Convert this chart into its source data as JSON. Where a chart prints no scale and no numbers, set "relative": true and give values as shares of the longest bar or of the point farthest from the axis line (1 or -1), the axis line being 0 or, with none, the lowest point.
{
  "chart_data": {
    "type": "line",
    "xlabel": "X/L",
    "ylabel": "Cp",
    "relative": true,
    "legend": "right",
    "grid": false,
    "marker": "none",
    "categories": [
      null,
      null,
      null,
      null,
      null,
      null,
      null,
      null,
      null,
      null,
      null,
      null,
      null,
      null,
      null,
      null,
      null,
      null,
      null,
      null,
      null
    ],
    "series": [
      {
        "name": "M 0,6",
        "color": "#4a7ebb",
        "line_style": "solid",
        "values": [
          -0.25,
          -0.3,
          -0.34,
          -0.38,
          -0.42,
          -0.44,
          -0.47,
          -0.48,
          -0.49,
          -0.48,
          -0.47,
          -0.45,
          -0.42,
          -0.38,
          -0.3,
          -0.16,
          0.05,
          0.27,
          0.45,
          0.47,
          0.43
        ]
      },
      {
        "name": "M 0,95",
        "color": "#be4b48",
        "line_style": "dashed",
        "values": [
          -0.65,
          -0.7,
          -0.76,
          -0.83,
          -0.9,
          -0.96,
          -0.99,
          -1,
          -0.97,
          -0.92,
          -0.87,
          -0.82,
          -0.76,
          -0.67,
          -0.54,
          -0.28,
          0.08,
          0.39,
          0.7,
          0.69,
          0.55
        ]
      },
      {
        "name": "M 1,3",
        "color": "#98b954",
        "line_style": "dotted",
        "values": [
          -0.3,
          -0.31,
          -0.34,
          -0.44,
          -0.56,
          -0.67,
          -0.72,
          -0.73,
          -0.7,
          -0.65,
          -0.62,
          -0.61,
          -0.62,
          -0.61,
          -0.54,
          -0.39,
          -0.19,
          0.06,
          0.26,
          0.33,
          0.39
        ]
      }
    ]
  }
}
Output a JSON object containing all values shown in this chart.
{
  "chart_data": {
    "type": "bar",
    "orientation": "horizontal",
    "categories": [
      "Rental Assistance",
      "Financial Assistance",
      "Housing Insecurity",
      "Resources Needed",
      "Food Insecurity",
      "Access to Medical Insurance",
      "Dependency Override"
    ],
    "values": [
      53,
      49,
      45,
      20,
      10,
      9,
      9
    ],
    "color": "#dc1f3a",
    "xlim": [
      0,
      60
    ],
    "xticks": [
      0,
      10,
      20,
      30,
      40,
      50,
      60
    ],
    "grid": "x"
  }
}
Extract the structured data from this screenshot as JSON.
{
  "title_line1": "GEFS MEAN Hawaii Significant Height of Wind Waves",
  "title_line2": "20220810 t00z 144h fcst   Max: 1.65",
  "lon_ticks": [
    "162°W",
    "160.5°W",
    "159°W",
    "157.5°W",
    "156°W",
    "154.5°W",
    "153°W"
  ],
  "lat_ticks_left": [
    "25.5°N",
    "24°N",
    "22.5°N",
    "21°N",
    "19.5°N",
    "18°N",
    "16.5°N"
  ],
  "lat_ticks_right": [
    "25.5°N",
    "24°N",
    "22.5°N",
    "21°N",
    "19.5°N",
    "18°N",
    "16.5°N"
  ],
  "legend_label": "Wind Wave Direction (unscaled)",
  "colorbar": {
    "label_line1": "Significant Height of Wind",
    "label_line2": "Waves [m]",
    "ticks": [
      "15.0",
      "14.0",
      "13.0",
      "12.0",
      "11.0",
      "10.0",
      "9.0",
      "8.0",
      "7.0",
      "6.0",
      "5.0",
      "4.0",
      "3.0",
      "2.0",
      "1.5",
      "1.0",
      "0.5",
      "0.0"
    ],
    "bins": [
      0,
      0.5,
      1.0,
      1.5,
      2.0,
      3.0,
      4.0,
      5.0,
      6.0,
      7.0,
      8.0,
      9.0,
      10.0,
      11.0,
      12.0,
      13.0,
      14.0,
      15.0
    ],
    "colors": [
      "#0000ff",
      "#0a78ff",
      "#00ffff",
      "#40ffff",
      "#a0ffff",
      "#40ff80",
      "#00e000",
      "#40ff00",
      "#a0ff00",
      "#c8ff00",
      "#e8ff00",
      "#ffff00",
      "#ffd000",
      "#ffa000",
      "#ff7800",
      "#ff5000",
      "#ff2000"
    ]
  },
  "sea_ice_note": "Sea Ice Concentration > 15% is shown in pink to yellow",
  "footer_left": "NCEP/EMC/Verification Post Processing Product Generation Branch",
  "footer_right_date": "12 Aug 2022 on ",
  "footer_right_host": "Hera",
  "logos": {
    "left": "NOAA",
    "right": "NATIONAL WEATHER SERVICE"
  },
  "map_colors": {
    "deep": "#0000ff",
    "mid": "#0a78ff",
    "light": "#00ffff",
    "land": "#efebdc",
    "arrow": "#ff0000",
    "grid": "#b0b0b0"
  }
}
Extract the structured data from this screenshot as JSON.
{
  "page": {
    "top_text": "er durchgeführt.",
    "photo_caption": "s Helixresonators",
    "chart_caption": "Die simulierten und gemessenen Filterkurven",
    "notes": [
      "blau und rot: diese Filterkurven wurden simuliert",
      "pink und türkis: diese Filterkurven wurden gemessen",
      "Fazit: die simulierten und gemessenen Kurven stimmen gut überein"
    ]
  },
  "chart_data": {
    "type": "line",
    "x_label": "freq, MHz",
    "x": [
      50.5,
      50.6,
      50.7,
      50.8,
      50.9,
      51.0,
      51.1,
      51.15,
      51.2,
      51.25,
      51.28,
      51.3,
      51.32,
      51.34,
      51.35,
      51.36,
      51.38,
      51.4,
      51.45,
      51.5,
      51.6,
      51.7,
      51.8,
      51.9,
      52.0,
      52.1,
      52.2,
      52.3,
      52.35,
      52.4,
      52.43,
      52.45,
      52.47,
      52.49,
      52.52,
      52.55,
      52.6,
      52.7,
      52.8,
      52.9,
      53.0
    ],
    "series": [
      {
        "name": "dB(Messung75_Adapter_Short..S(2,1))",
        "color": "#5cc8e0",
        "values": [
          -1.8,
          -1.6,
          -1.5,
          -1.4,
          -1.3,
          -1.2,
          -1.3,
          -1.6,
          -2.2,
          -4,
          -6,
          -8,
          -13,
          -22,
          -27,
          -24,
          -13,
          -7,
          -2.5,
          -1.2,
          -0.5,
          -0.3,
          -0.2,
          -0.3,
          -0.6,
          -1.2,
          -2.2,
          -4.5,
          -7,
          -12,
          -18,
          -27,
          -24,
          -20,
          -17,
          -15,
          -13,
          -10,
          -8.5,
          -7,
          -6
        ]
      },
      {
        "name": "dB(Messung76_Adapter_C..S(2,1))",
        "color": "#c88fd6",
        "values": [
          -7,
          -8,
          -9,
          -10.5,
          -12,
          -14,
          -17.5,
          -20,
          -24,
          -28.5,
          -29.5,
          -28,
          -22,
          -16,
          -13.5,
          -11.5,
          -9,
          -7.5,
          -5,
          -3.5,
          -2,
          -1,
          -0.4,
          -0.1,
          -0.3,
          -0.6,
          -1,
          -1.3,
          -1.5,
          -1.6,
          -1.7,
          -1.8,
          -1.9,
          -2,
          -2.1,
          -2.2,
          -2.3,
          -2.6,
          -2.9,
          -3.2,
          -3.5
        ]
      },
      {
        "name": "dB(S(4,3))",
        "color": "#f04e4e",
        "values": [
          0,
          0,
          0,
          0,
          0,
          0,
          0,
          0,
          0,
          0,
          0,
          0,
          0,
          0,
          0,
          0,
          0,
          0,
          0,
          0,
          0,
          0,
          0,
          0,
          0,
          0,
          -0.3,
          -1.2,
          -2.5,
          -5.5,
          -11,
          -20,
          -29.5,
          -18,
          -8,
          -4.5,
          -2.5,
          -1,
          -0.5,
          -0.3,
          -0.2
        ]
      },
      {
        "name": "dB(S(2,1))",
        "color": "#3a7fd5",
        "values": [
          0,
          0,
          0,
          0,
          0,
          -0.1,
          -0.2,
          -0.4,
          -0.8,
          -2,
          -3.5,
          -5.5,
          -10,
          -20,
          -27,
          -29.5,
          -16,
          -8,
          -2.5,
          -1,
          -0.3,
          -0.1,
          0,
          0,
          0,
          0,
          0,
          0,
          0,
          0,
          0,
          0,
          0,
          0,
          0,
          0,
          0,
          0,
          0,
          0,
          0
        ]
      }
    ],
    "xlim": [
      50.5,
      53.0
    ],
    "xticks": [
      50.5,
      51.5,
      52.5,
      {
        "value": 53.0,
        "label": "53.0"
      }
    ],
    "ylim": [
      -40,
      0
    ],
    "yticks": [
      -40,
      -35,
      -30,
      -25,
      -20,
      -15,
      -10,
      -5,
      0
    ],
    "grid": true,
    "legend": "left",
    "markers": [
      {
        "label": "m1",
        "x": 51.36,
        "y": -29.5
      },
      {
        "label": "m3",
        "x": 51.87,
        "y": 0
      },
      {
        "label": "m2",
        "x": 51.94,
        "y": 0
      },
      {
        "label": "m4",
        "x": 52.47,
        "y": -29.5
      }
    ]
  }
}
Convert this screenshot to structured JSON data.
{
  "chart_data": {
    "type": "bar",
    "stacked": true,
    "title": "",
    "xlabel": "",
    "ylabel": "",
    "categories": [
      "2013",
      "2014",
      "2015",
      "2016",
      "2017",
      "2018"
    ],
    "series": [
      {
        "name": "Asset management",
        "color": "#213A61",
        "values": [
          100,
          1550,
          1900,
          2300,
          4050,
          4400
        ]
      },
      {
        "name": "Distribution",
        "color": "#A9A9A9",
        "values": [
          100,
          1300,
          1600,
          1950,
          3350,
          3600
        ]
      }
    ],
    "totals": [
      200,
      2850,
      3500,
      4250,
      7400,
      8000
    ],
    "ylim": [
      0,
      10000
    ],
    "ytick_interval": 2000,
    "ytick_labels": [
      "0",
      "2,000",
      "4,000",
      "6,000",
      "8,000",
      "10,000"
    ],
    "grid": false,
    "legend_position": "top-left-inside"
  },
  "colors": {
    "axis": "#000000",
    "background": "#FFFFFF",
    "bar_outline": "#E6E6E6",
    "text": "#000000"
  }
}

» **Job**:
State the number of lines in these entries that include the string "name". Provide nothing beyond that number.

» **The output**:
9